◆ **Document text**
****************

- Zimbabwe XI / South Africa A
- Dates: 25 April – 10 May 2022
- Captains: Sikandar Raza / Heinrich Klaasen

Twenty20 International series
- Results: South Africa A won the 5-match series 4–1
- Most runs: Sikandar Raza (129) / Reeza Hendricks (194)
- Most wickets: Tanaka Chivanga (7) / Glenton Stuurman (10)
- Player of the series: Reeza Hendricks

LA series
- Result: South Africa A won the 3-match series 2–1
- Most runs: Sikandar Raza (98) / Andile Phehlukwayo (143)
- Most wickets: Wellington Masakadza (6) / Lizaad Williams (5)
- Player of the series: Andile Phehlukwayo

= South Africa A cricket team in Zimbabwe in 2021–22 =

The South Africa A cricket team toured Zimbabwe in April and May to play three List-A matches and five Twenty20 matches against the Zimbabwe XI cricket team. All the matches were played at Harare Sports Club in Harare.

Zimbabwe XI won the first Unofficial ODI by 5 runs due to DLS method as the play was stopped after 48.5 overs due to Bad light. 2nd Unofficial ODI was also interrupted by rain twice. South Africa A's innings was reduced to 46.5 overs with South Africa scoring 266 runs thanks to Reeza Hendricks 102 runs. Zimbabwe XI initially were given a target of 283 runs in 46 overs by applying DLS method. But it was again reduced to 145 runs from 20 overs as play had to stopped due to rain for 2nd time. Eventually South Africa won the 2nd Unofficial ODI by 51 runs levelling the series 1–1 with one match to be played. South Africa A went on to win the 3rd Unofficial ODI by 36 runs and won the List-A series by 2–1.

****************

◆ **Data shown**
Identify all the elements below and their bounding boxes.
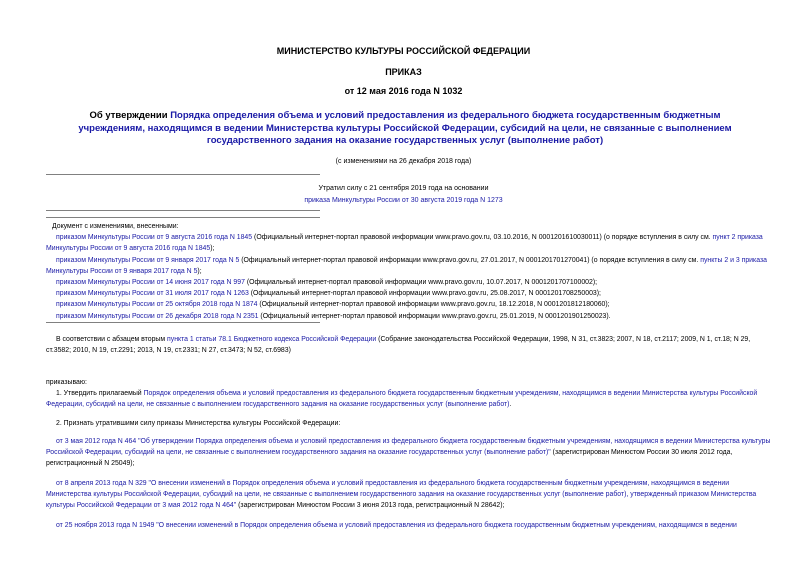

****************

◆ **Work to be completed**
Please set down the passage of the tour report from "- Player of the series: Reeza" to "Lizaad Williams (5)", word for word.

◆ **Response to this task**
- Player of the series: Reeza Hendricks

LA series
- Result: South Africa A won the 3-match series 2–1
- Most runs: Sikandar Raza (98) / Andile Phehlukwayo (143)
- Most wickets: Wellington Masakadza (6) / Lizaad Williams (5)